■ STATED GOAL ■
Omit the images, then output each of the records below exactly.

■ EXTRACTED DATA ■
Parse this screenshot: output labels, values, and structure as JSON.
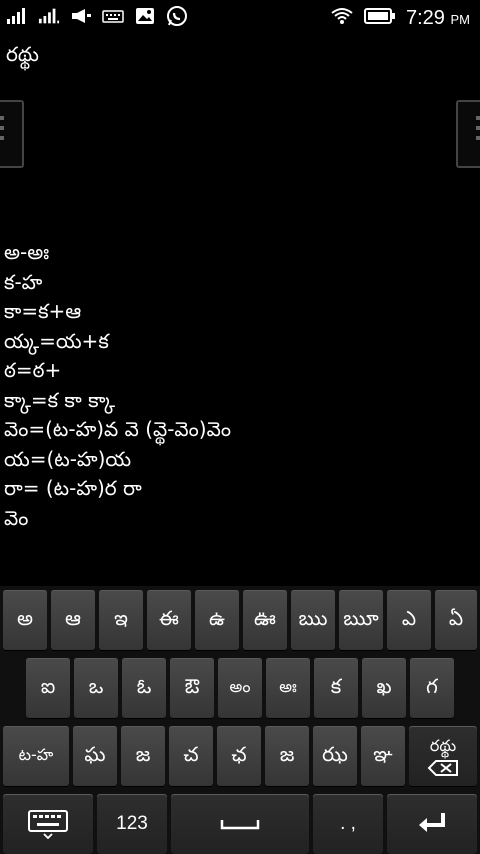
{
  "status_bar": {
    "time": "7:29",
    "ampm": "PM",
    "icons": [
      "signal-1-icon",
      "signal-2-icon",
      "megaphone-icon",
      "keyboard-icon",
      "image-icon",
      "whatsapp-icon",
      "wifi-icon",
      "battery-icon"
    ]
  },
  "editor": {
    "title": "రథ్థు",
    "lines": [
      "అ-అః",
      "క-హ",
      "కా=క+ఆ",
      "య్క=య+క",
      "ఠ=ఠ+",
      "క్కా=క కా క్కా",
      "వెం=(ట-హ)వ వె (వ్థె-వెం)వెం",
      "య=(ట-హ)య",
      "రా= (ట-హ)ర రా",
      "వెం"
    ]
  },
  "keyboard": {
    "row1": [
      "అ",
      "ఆ",
      "ఇ",
      "ఈ",
      "ఉ",
      "ఊ",
      "ఋ",
      "ౠ",
      "ఎ",
      "ఏ"
    ],
    "row2": [
      "ఐ",
      "ఒ",
      "ఓ",
      "ఔ",
      "అం",
      "అః",
      "క",
      "ఖ",
      "గ"
    ],
    "row3": [
      "ట-హ",
      "ఘ",
      "జ",
      "చ",
      "ఛ",
      "జ",
      "ఝ",
      "ఞ"
    ],
    "preview_label": "రథ్థు",
    "numbers_label": "123",
    "punct_label": ". ,"
  },
  "colors": {
    "background": "#000000",
    "key": "#404040",
    "text": "#ffffff"
  }
}
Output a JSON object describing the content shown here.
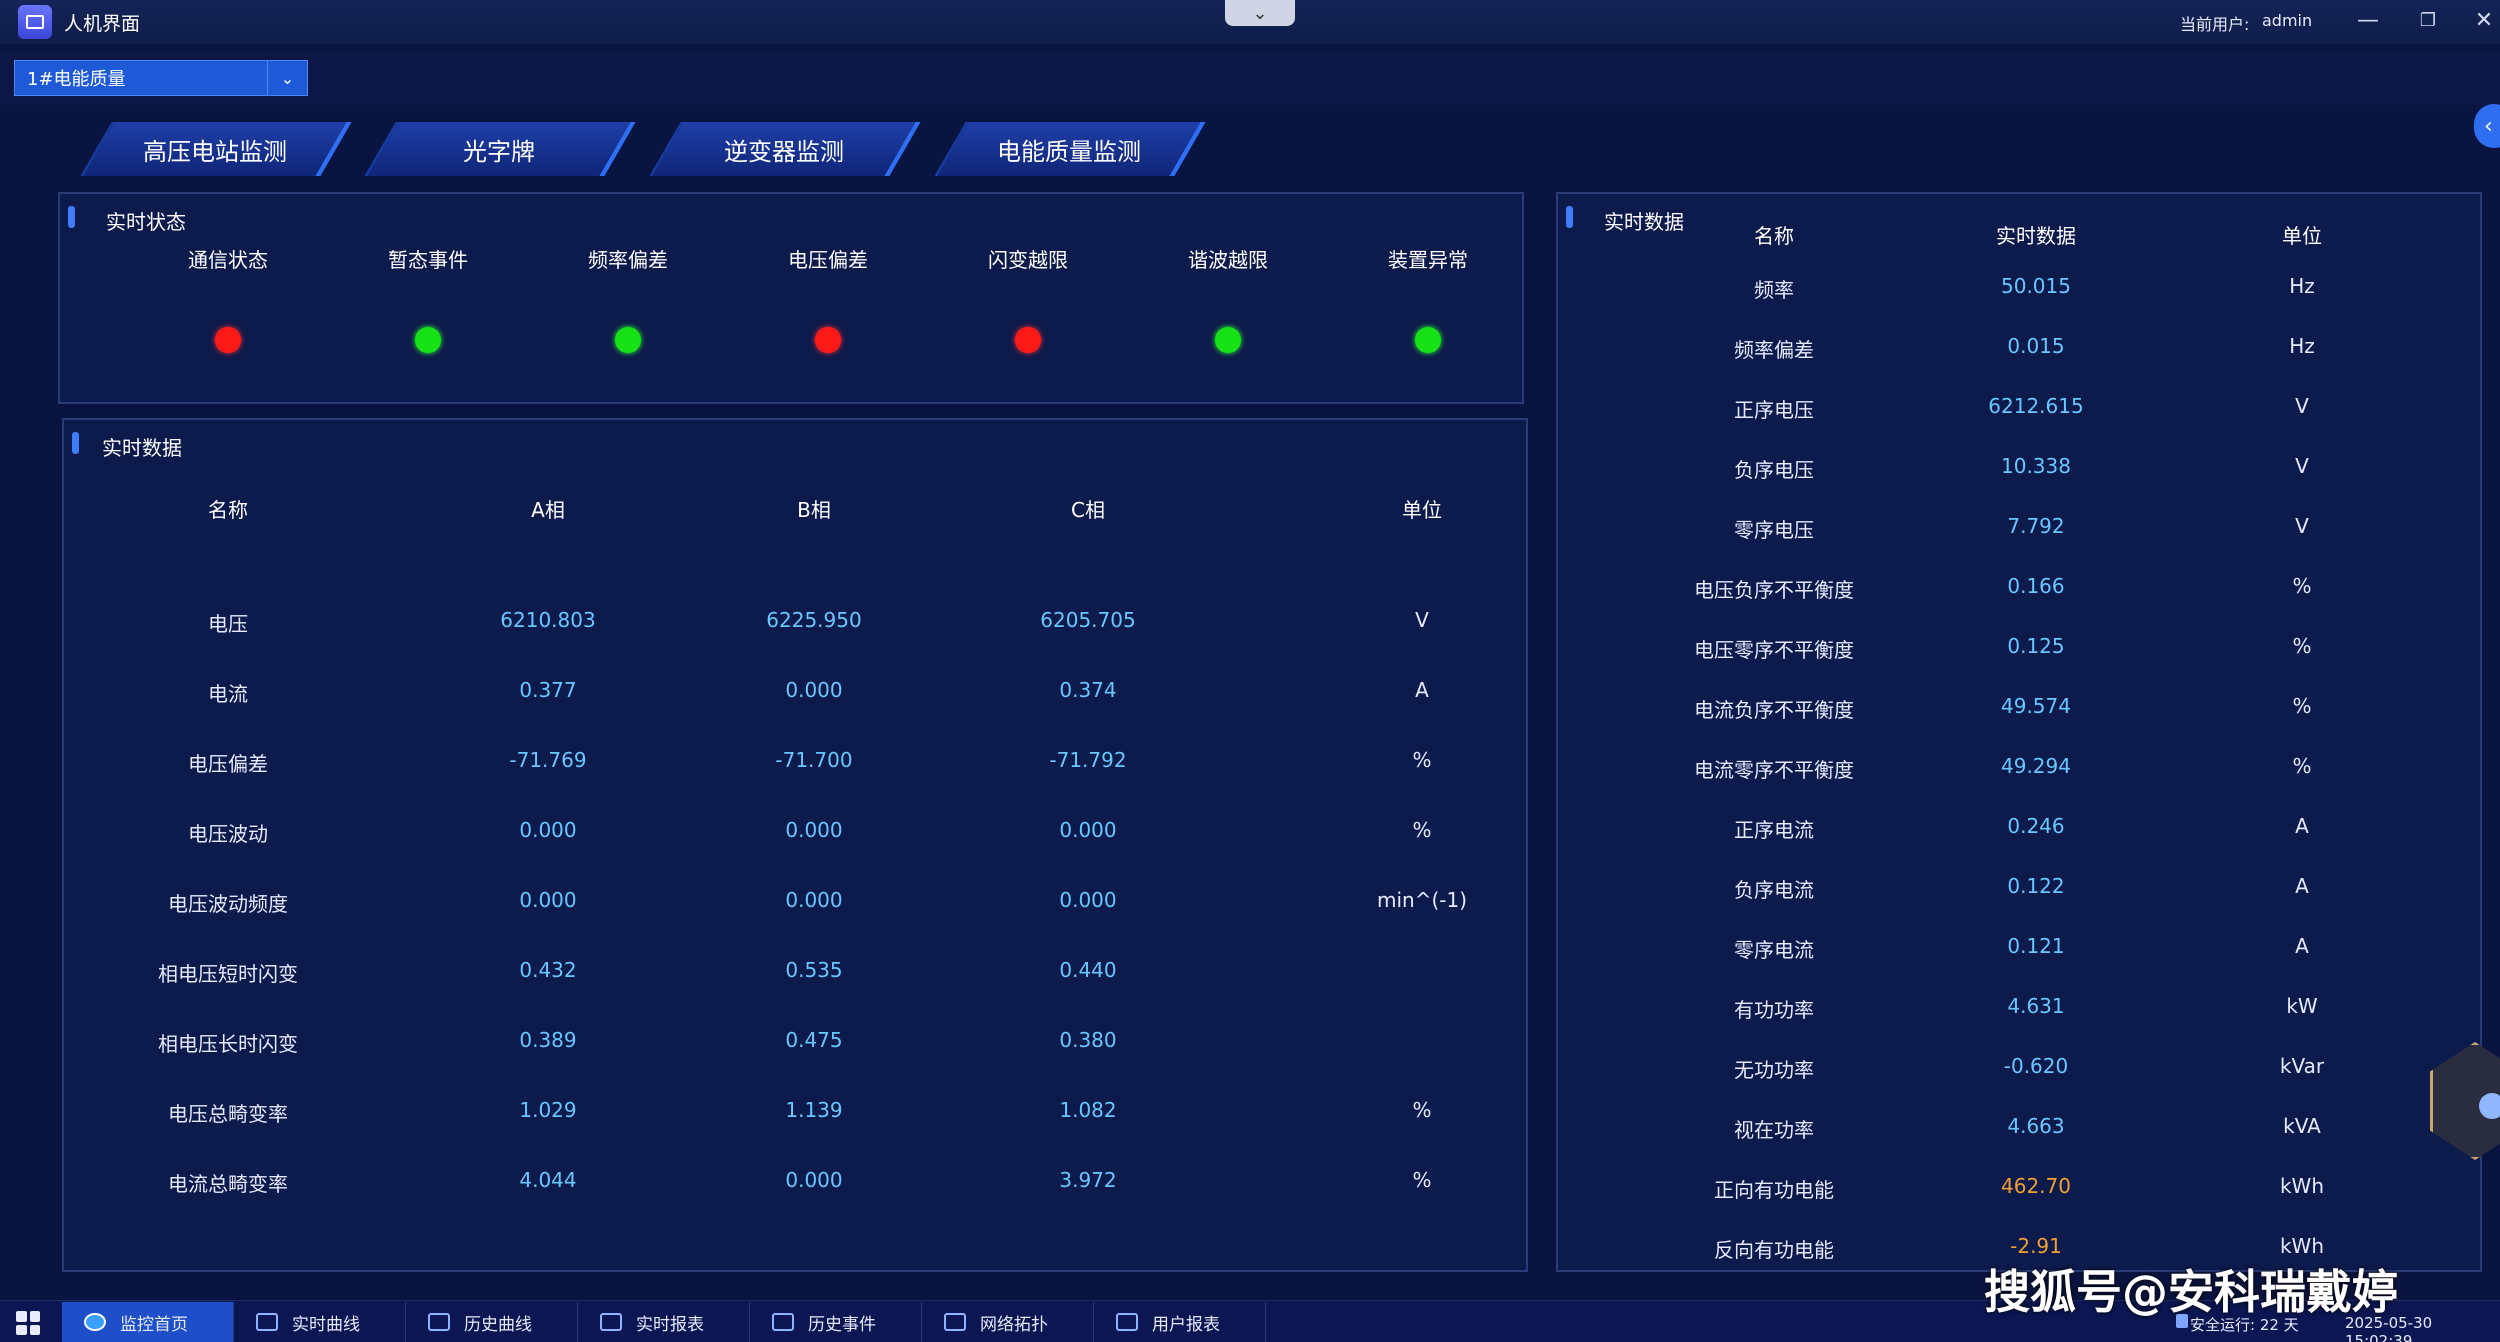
{
  "window": {
    "title": "人机界面",
    "current_user_label": "当前用户:",
    "current_user": "admin",
    "minimize": "—",
    "restore": "❐",
    "close": "✕"
  },
  "device_select": {
    "value": "1#电能质量"
  },
  "tabs": [
    "高压电站监测",
    "光字牌",
    "逆变器监测",
    "电能质量监测"
  ],
  "status_panel": {
    "title": "实时状态",
    "items": [
      {
        "label": "通信状态",
        "state": "red"
      },
      {
        "label": "暂态事件",
        "state": "green"
      },
      {
        "label": "频率偏差",
        "state": "green"
      },
      {
        "label": "电压偏差",
        "state": "red"
      },
      {
        "label": "闪变越限",
        "state": "red"
      },
      {
        "label": "谐波越限",
        "state": "green"
      },
      {
        "label": "装置异常",
        "state": "green"
      }
    ]
  },
  "phase_panel": {
    "title": "实时数据",
    "headers": [
      "名称",
      "A相",
      "B相",
      "C相",
      "单位"
    ],
    "rows": [
      [
        "电压",
        "6210.803",
        "6225.950",
        "6205.705",
        "V"
      ],
      [
        "电流",
        "0.377",
        "0.000",
        "0.374",
        "A"
      ],
      [
        "电压偏差",
        "-71.769",
        "-71.700",
        "-71.792",
        "%"
      ],
      [
        "电压波动",
        "0.000",
        "0.000",
        "0.000",
        "%"
      ],
      [
        "电压波动频度",
        "0.000",
        "0.000",
        "0.000",
        "min^(-1)"
      ],
      [
        "相电压短时闪变",
        "0.432",
        "0.535",
        "0.440",
        ""
      ],
      [
        "相电压长时闪变",
        "0.389",
        "0.475",
        "0.380",
        ""
      ],
      [
        "电压总畸变率",
        "1.029",
        "1.139",
        "1.082",
        "%"
      ],
      [
        "电流总畸变率",
        "4.044",
        "0.000",
        "3.972",
        "%"
      ]
    ]
  },
  "summary_panel": {
    "title": "实时数据",
    "headers": [
      "名称",
      "实时数据",
      "单位"
    ],
    "rows": [
      [
        "频率",
        "50.015",
        "Hz"
      ],
      [
        "频率偏差",
        "0.015",
        "Hz"
      ],
      [
        "正序电压",
        "6212.615",
        "V"
      ],
      [
        "负序电压",
        "10.338",
        "V"
      ],
      [
        "零序电压",
        "7.792",
        "V"
      ],
      [
        "电压负序不平衡度",
        "0.166",
        "%"
      ],
      [
        "电压零序不平衡度",
        "0.125",
        "%"
      ],
      [
        "电流负序不平衡度",
        "49.574",
        "%"
      ],
      [
        "电流零序不平衡度",
        "49.294",
        "%"
      ],
      [
        "正序电流",
        "0.246",
        "A"
      ],
      [
        "负序电流",
        "0.122",
        "A"
      ],
      [
        "零序电流",
        "0.121",
        "A"
      ],
      [
        "有功功率",
        "4.631",
        "kW"
      ],
      [
        "无功功率",
        "-0.620",
        "kVar"
      ],
      [
        "视在功率",
        "4.663",
        "kVA"
      ],
      [
        "正向有功电能",
        "462.70",
        "kWh"
      ],
      [
        "反向有功电能",
        "-2.91",
        "kWh"
      ]
    ]
  },
  "taskbar": {
    "items": [
      "监控首页",
      "实时曲线",
      "历史曲线",
      "实时报表",
      "历史事件",
      "网络拓扑",
      "用户报表"
    ],
    "run_status": "安全运行: 22 天",
    "datetime": "2025-05-30 15:02:39"
  },
  "watermark": "搜狐号@安科瑞戴婷",
  "colors": {
    "accent": "#3f7cff",
    "value": "#67c8ff",
    "energy": "#f0a030",
    "alarm": "#ff1a1a",
    "ok": "#16e216"
  }
}
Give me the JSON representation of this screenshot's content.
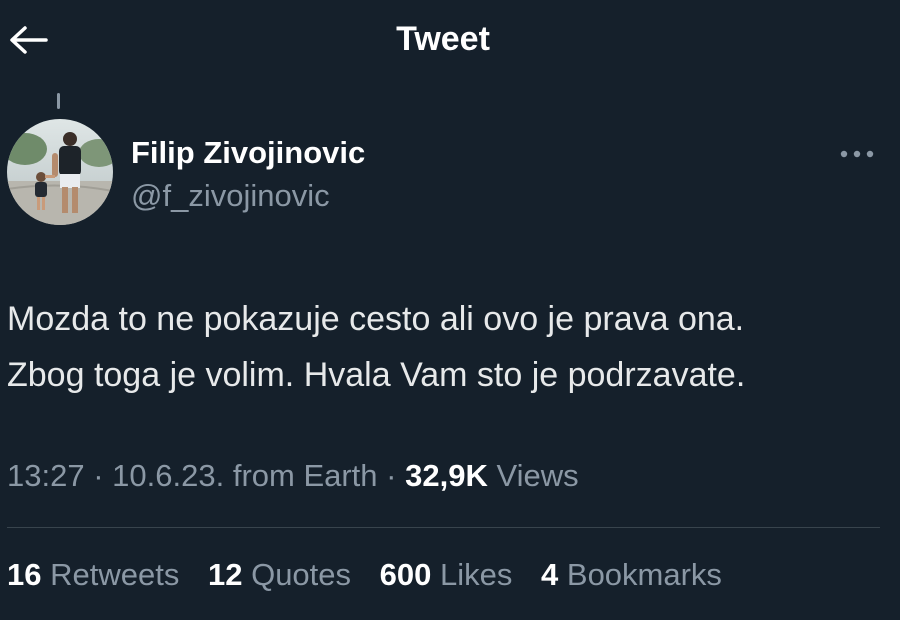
{
  "header": {
    "title": "Tweet",
    "back_icon": "arrow-left-icon"
  },
  "tweet": {
    "author": {
      "display_name": "Filip Zivojinovic",
      "handle": "@f_zivojinovic",
      "avatar_icon": "profile-photo"
    },
    "more_icon": "more-options-icon",
    "text_lines": [
      "Mozda to ne pokazuje cesto ali ovo je prava ona.",
      "Zbog toga je volim. Hvala Vam sto je podrzavate."
    ],
    "time": "13:27",
    "date": "10.6.23.",
    "source": "from Earth",
    "sep": "·",
    "views_count": "32,9K",
    "views_label": "Views"
  },
  "stats": {
    "retweets": {
      "count": "16",
      "label": "Retweets"
    },
    "quotes": {
      "count": "12",
      "label": "Quotes"
    },
    "likes": {
      "count": "600",
      "label": "Likes"
    },
    "bookmarks": {
      "count": "4",
      "label": "Bookmarks"
    }
  },
  "colors": {
    "background": "#15202b",
    "primary_text": "#e7e9ea",
    "secondary_text": "#8b98a5",
    "divider": "#38444d"
  }
}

■ THE ANSWER ■
Parse this screenshot: output labels, values, and structure as JSON.
{
  "status_bar": {
    "time": "7:29",
    "ampm": "PM",
    "icons": [
      "signal-1-icon",
      "signal-2-icon",
      "megaphone-icon",
      "keyboard-icon",
      "image-icon",
      "whatsapp-icon",
      "wifi-icon",
      "battery-icon"
    ]
  },
  "editor": {
    "title": "రథ్థు",
    "lines": [
      "అ-అః",
      "క-హ",
      "కా=క+ఆ",
      "య్క=య+క",
      "ఠ=ఠ+",
      "క్కా=క కా క్కా",
      "వెం=(ట-హ)వ వె (వ్థె-వెం)వెం",
      "య=(ట-హ)య",
      "రా= (ట-హ)ర రా",
      "వెం"
    ]
  },
  "keyboard": {
    "row1": [
      "అ",
      "ఆ",
      "ఇ",
      "ఈ",
      "ఉ",
      "ఊ",
      "ఋ",
      "ౠ",
      "ఎ",
      "ఏ"
    ],
    "row2": [
      "ఐ",
      "ఒ",
      "ఓ",
      "ఔ",
      "అం",
      "అః",
      "క",
      "ఖ",
      "గ"
    ],
    "row3": [
      "ట-హ",
      "ఘ",
      "జ",
      "చ",
      "ఛ",
      "జ",
      "ఝ",
      "ఞ"
    ],
    "preview_label": "రథ్థు",
    "numbers_label": "123",
    "punct_label": ". ,"
  },
  "colors": {
    "background": "#000000",
    "key": "#404040",
    "text": "#ffffff"
  }
}
Output a JSON object describing the content shown here.
{
  "window": {
    "title": "人机界面",
    "current_user_label": "当前用户:",
    "current_user": "admin",
    "minimize": "—",
    "restore": "❐",
    "close": "✕"
  },
  "device_select": {
    "value": "1#电能质量"
  },
  "tabs": [
    "高压电站监测",
    "光字牌",
    "逆变器监测",
    "电能质量监测"
  ],
  "status_panel": {
    "title": "实时状态",
    "items": [
      {
        "label": "通信状态",
        "state": "red"
      },
      {
        "label": "暂态事件",
        "state": "green"
      },
      {
        "label": "频率偏差",
        "state": "green"
      },
      {
        "label": "电压偏差",
        "state": "red"
      },
      {
        "label": "闪变越限",
        "state": "red"
      },
      {
        "label": "谐波越限",
        "state": "green"
      },
      {
        "label": "装置异常",
        "state": "green"
      }
    ]
  },
  "phase_panel": {
    "title": "实时数据",
    "headers": [
      "名称",
      "A相",
      "B相",
      "C相",
      "单位"
    ],
    "rows": [
      [
        "电压",
        "6210.803",
        "6225.950",
        "6205.705",
        "V"
      ],
      [
        "电流",
        "0.377",
        "0.000",
        "0.374",
        "A"
      ],
      [
        "电压偏差",
        "-71.769",
        "-71.700",
        "-71.792",
        "%"
      ],
      [
        "电压波动",
        "0.000",
        "0.000",
        "0.000",
        "%"
      ],
      [
        "电压波动频度",
        "0.000",
        "0.000",
        "0.000",
        "min^(-1)"
      ],
      [
        "相电压短时闪变",
        "0.432",
        "0.535",
        "0.440",
        ""
      ],
      [
        "相电压长时闪变",
        "0.389",
        "0.475",
        "0.380",
        ""
      ],
      [
        "电压总畸变率",
        "1.029",
        "1.139",
        "1.082",
        "%"
      ],
      [
        "电流总畸变率",
        "4.044",
        "0.000",
        "3.972",
        "%"
      ]
    ]
  },
  "summary_panel": {
    "title": "实时数据",
    "headers": [
      "名称",
      "实时数据",
      "单位"
    ],
    "rows": [
      [
        "频率",
        "50.015",
        "Hz"
      ],
      [
        "频率偏差",
        "0.015",
        "Hz"
      ],
      [
        "正序电压",
        "6212.615",
        "V"
      ],
      [
        "负序电压",
        "10.338",
        "V"
      ],
      [
        "零序电压",
        "7.792",
        "V"
      ],
      [
        "电压负序不平衡度",
        "0.166",
        "%"
      ],
      [
        "电压零序不平衡度",
        "0.125",
        "%"
      ],
      [
        "电流负序不平衡度",
        "49.574",
        "%"
      ],
      [
        "电流零序不平衡度",
        "49.294",
        "%"
      ],
      [
        "正序电流",
        "0.246",
        "A"
      ],
      [
        "负序电流",
        "0.122",
        "A"
      ],
      [
        "零序电流",
        "0.121",
        "A"
      ],
      [
        "有功功率",
        "4.631",
        "kW"
      ],
      [
        "无功功率",
        "-0.620",
        "kVar"
      ],
      [
        "视在功率",
        "4.663",
        "kVA"
      ],
      [
        "正向有功电能",
        "462.70",
        "kWh"
      ],
      [
        "反向有功电能",
        "-2.91",
        "kWh"
      ]
    ]
  },
  "taskbar": {
    "items": [
      "监控首页",
      "实时曲线",
      "历史曲线",
      "实时报表",
      "历史事件",
      "网络拓扑",
      "用户报表"
    ],
    "run_status": "安全运行: 22 天",
    "datetime": "2025-05-30 15:02:39"
  },
  "watermark": "搜狐号@安科瑞戴婷",
  "colors": {
    "accent": "#3f7cff",
    "value": "#67c8ff",
    "energy": "#f0a030",
    "alarm": "#ff1a1a",
    "ok": "#16e216"
  }
}
Give me the JSON representation of this screenshot's content.
{
  "header": {
    "title": "Tweet",
    "back_icon": "arrow-left-icon"
  },
  "tweet": {
    "author": {
      "display_name": "Filip Zivojinovic",
      "handle": "@f_zivojinovic",
      "avatar_icon": "profile-photo"
    },
    "more_icon": "more-options-icon",
    "text_lines": [
      "Mozda to ne pokazuje cesto ali ovo je prava ona.",
      "Zbog toga je volim. Hvala Vam sto je podrzavate."
    ],
    "time": "13:27",
    "date": "10.6.23.",
    "source": "from Earth",
    "sep": "·",
    "views_count": "32,9K",
    "views_label": "Views"
  },
  "stats": {
    "retweets": {
      "count": "16",
      "label": "Retweets"
    },
    "quotes": {
      "count": "12",
      "label": "Quotes"
    },
    "likes": {
      "count": "600",
      "label": "Likes"
    },
    "bookmarks": {
      "count": "4",
      "label": "Bookmarks"
    }
  },
  "colors": {
    "background": "#15202b",
    "primary_text": "#e7e9ea",
    "secondary_text": "#8b98a5",
    "divider": "#38444d"
  }
}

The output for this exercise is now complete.